→ **Layout annotation records**:
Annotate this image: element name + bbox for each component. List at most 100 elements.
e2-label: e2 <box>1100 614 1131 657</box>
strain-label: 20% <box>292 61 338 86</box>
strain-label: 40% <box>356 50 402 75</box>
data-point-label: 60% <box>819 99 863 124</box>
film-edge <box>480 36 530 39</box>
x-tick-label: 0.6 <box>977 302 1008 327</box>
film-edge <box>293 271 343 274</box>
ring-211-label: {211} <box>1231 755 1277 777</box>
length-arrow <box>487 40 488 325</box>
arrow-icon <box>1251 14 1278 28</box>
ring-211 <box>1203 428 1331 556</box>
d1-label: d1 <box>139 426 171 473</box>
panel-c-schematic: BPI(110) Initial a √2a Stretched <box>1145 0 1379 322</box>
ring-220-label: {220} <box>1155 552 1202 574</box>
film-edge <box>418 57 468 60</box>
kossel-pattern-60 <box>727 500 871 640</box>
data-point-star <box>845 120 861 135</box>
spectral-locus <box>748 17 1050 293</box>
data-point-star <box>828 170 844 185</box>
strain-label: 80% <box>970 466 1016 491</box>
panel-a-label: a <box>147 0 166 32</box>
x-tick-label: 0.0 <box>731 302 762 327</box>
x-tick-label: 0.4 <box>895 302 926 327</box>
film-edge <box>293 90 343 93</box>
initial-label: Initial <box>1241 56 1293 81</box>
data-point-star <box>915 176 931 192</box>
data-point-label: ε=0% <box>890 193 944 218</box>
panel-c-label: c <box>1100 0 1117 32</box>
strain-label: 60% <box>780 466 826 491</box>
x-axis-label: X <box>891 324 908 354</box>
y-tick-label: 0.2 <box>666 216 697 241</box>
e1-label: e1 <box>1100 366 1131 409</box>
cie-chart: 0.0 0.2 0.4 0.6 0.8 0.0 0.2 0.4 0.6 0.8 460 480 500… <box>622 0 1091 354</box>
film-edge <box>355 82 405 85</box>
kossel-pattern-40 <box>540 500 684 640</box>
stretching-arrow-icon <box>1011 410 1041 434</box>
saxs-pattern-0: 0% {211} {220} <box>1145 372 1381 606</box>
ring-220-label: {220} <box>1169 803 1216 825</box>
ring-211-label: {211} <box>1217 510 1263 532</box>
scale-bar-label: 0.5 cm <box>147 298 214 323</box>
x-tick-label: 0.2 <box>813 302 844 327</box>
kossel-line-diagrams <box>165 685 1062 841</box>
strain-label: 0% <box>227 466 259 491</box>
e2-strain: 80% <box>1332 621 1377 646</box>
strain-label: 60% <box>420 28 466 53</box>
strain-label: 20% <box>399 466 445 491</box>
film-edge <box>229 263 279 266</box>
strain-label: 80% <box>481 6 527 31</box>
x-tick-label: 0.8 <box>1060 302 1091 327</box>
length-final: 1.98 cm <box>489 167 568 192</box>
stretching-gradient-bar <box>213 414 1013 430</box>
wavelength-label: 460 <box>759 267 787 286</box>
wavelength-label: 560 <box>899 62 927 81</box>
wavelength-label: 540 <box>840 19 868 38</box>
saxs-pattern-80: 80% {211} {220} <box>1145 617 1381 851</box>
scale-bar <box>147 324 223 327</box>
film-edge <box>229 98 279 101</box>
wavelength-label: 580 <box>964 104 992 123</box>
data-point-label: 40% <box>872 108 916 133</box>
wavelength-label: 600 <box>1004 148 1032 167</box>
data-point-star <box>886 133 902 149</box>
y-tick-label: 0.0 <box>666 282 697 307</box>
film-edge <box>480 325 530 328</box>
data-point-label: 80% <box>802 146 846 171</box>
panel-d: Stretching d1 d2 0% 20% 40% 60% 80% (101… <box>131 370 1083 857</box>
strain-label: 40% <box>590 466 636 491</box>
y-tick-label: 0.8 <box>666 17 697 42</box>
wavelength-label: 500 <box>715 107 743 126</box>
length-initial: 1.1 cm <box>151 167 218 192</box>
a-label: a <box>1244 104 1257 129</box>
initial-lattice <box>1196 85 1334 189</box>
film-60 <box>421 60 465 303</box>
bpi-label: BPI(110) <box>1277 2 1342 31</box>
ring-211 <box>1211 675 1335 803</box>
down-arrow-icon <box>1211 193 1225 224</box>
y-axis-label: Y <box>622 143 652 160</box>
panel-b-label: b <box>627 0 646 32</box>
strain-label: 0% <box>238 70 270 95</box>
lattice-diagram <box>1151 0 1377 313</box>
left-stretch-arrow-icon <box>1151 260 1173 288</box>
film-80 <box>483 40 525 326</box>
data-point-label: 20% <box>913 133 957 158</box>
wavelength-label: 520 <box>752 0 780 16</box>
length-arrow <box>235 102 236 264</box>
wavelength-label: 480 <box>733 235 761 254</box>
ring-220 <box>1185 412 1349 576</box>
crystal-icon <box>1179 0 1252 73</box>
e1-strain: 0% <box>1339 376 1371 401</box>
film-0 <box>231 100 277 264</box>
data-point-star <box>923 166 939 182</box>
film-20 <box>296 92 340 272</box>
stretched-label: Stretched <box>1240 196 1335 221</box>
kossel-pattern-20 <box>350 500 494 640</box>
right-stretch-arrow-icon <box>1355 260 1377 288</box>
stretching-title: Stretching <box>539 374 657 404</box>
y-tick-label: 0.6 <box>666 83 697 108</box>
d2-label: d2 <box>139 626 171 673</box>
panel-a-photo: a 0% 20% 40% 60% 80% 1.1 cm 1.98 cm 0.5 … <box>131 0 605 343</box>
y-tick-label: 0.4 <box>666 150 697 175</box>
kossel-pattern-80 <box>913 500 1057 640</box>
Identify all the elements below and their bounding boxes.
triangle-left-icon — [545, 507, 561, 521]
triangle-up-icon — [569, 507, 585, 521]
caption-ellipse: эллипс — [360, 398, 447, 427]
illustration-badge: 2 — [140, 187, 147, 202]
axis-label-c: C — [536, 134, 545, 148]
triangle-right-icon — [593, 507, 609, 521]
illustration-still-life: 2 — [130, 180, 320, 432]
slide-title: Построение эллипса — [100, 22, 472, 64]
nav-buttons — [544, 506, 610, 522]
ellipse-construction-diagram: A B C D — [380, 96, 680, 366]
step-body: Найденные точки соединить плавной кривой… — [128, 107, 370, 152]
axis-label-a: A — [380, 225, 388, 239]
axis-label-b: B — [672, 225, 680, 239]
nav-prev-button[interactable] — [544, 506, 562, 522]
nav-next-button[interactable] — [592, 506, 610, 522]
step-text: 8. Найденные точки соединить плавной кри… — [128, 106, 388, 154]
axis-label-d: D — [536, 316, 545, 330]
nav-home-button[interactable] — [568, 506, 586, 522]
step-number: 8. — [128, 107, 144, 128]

→ **Task goal**: Please put the data above into a Markdown table with two columns, Row and Data line, numbering each line in order and omitting any blank lines.

→ **Worked solution**:
| Row | Data line |
|---|---|
| 1 | Annotate this image: element name + bbox for each component. List at most 100 elements. |
| 2 | e2-label: e2 <box>1100 614 1131 657</box> |
| 3 | strain-label: 20% <box>292 61 338 86</box> |
| 4 | strain-label: 40% <box>356 50 402 75</box> |
| 5 | data-point-label: 60% <box>819 99 863 124</box> |
| 6 | film-edge <box>480 36 530 39</box> |
| 7 | x-tick-label: 0.6 <box>977 302 1008 327</box> |
| 8 | film-edge <box>293 271 343 274</box> |
| 9 | ring-211-label: {211} <box>1231 755 1277 777</box> |
| 10 | length-arrow <box>487 40 488 325</box> |
| 11 | arrow-icon <box>1251 14 1278 28</box> |
| 12 | ring-211 <box>1203 428 1331 556</box> |
| 13 | d1-label: d1 <box>139 426 171 473</box> |
| 14 | panel-c-schematic: BPI(110) Initial a √2a Stretched <box>1145 0 1379 322</box> |
| 15 | ring-220-label: {220} <box>1155 552 1202 574</box> |
| 16 | film-edge <box>418 57 468 60</box> |
| 17 | kossel-pattern-60 <box>727 500 871 640</box> |
| 18 | data-point-star <box>845 120 861 135</box> |
| 19 | spectral-locus <box>748 17 1050 293</box> |
| 20 | data-point-star <box>828 170 844 185</box> |
| 21 | strain-label: 80% <box>970 466 1016 491</box> |
| 22 | panel-a-label: a <box>147 0 166 32</box> |
| 23 | x-tick-label: 0.0 <box>731 302 762 327</box> |
| 24 | x-tick-label: 0.4 <box>895 302 926 327</box> |
| 25 | film-edge <box>293 90 343 93</box> |
| 26 | initial-label: Initial <box>1241 56 1293 81</box> |
| 27 | data-point-star <box>915 176 931 192</box> |
| 28 | data-point-label: ε=0% <box>890 193 944 218</box> |
| 29 | panel-c-label: c <box>1100 0 1117 32</box> |
| 30 | strain-label: 60% <box>780 466 826 491</box> |
| 31 | x-axis-label: X <box>891 324 908 354</box> |
| 32 | y-tick-label: 0.2 <box>666 216 697 241</box> |
| 33 | e1-label: e1 <box>1100 366 1131 409</box> |
| 34 | cie-chart: 0.0 0.2 0.4 0.6 0.8 0.0 0.2 0.4 0.6 0.8 460 480 500… <box>622 0 1091 354</box> |
| 35 | film-edge <box>355 82 405 85</box> |
| 36 | kossel-pattern-40 <box>540 500 684 640</box> |
| 37 | stretching-arrow-icon <box>1011 410 1041 434</box> |
| 38 | saxs-pattern-0: 0% {211} {220} <box>1145 372 1381 606</box> |
| 39 | ring-220-label: {220} <box>1169 803 1216 825</box> |
| 40 | ring-211-label: {211} <box>1217 510 1263 532</box> |
| 41 | scale-bar-label: 0.5 cm <box>147 298 214 323</box> |
| 42 | x-tick-label: 0.2 <box>813 302 844 327</box> |
| 43 | kossel-line-diagrams <box>165 685 1062 841</box> |
| 44 | strain-label: 0% <box>227 466 259 491</box> |
| 45 | e2-strain: 80% <box>1332 621 1377 646</box> |
| 46 | strain-label: 60% <box>420 28 466 53</box> |
| 47 | strain-label: 20% <box>399 466 445 491</box> |
| 48 | film-edge <box>229 263 279 266</box> |
| 49 | strain-label: 80% <box>481 6 527 31</box> |
| 50 | x-tick-label: 0.8 <box>1060 302 1091 327</box> |
| 51 | length-final: 1.98 cm <box>489 167 568 192</box> |
| 52 | stretching-gradient-bar <box>213 414 1013 430</box> |
| 53 | wavelength-label: 460 <box>759 267 787 286</box> |
| 54 | wavelength-label: 560 <box>899 62 927 81</box> |
| 55 | wavelength-label: 540 <box>840 19 868 38</box> |
| 56 | saxs-pattern-80: 80% {211} {220} <box>1145 617 1381 851</box> |
| 57 | scale-bar <box>147 324 223 327</box> |
| 58 | film-edge <box>229 98 279 101</box> |
| 59 | wavelength-label: 580 <box>964 104 992 123</box> |
| 60 | data-point-label: 40% <box>872 108 916 133</box> |
| 61 | wavelength-label: 600 <box>1004 148 1032 167</box> |
| 62 | data-point-star <box>886 133 902 149</box> |
| 63 | y-tick-label: 0.0 <box>666 282 697 307</box> |
| 64 | film-edge <box>480 325 530 328</box> |
| 65 | data-point-label: 80% <box>802 146 846 171</box> |
| 66 | panel-d: Stretching d1 d2 0% 20% 40% 60% 80% (101… <box>131 370 1083 857</box> |
| 67 | strain-label: 40% <box>590 466 636 491</box> |
| 68 | y-tick-label: 0.8 <box>666 17 697 42</box> |
| 69 | wavelength-label: 500 <box>715 107 743 126</box> |
| 70 | length-initial: 1.1 cm <box>151 167 218 192</box> |
| 71 | a-label: a <box>1244 104 1257 129</box> |
| 72 | initial-lattice <box>1196 85 1334 189</box> |
| 73 | film-60 <box>421 60 465 303</box> |
| 74 | bpi-label: BPI(110) <box>1277 2 1342 31</box> |
| 75 | ring-211 <box>1211 675 1335 803</box> |
| 76 | down-arrow-icon <box>1211 193 1225 224</box> |
| 77 | y-axis-label: Y <box>622 143 652 160</box> |
| 78 | panel-b-label: b <box>627 0 646 32</box> |
| 79 | strain-label: 0% <box>238 70 270 95</box> |
| 80 | lattice-diagram <box>1151 0 1377 313</box> |
| 81 | left-stretch-arrow-icon <box>1151 260 1173 288</box> |
| 82 | film-80 <box>483 40 525 326</box> |
| 83 | data-point-label: 20% <box>913 133 957 158</box> |
| 84 | wavelength-label: 520 <box>752 0 780 16</box> |
| 85 | length-arrow <box>235 102 236 264</box> |
| 86 | wavelength-label: 480 <box>733 235 761 254</box> |
| 87 | ring-220 <box>1185 412 1349 576</box> |
| 88 | crystal-icon <box>1179 0 1252 73</box> |
| 89 | e1-strain: 0% <box>1339 376 1371 401</box> |
| 90 | film-0 <box>231 100 277 264</box> |
| 91 | data-point-star <box>923 166 939 182</box> |
| 92 | film-20 <box>296 92 340 272</box> |
| 93 | stretched-label: Stretched <box>1240 196 1335 221</box> |
| 94 | kossel-pattern-20 <box>350 500 494 640</box> |
| 95 | right-stretch-arrow-icon <box>1355 260 1377 288</box> |
| 96 | stretching-title: Stretching <box>539 374 657 404</box> |
| 97 | y-tick-label: 0.6 <box>666 83 697 108</box> |
| 98 | d2-label: d2 <box>139 626 171 673</box> |
| 99 | panel-a-photo: a 0% 20% 40% 60% 80% 1.1 cm 1.98 cm 0.5 … <box>131 0 605 343</box> |
| 100 | y-tick-label: 0.4 <box>666 150 697 175</box> |
| 101 | kossel-pattern-80 <box>913 500 1057 640</box> |
| 102 | Identify all the elements below and their bounding boxes. |
| 103 | triangle-left-icon — [545, 507, 561, 521] |
| 104 | triangle-up-icon — [569, 507, 585, 521] |
| 105 | caption-ellipse: эллипс — [360, 398, 447, 427] |
| 106 | illustration-badge: 2 — [140, 187, 147, 202] |
| 107 | axis-label-c: C — [536, 134, 545, 148] |
| 108 | triangle-right-icon — [593, 507, 609, 521] |
| 109 | illustration-still-life: 2 — [130, 180, 320, 432] |
| 110 | slide-title: Построение эллипса — [100, 22, 472, 64] |
| 111 | nav-buttons — [544, 506, 610, 522] |
| 112 | ellipse-construction-diagram: A B C D — [380, 96, 680, 366] |
| 113 | step-body: Найденные точки соединить плавной кривой… — [128, 107, 370, 152] |
| 114 | axis-label-a: A — [380, 225, 388, 239] |
| 115 | axis-label-b: B — [672, 225, 680, 239] |
| 116 | nav-prev-button[interactable] — [544, 506, 562, 522] |
| 117 | nav-next-button[interactable] — [592, 506, 610, 522] |
| 118 | step-text: 8. Найденные точки соединить плавной кри… — [128, 106, 388, 154] |
| 119 | axis-label-d: D — [536, 316, 545, 330] |
| 120 | nav-home-button[interactable] — [568, 506, 586, 522] |
| 121 | step-number: 8. — [128, 107, 144, 128] |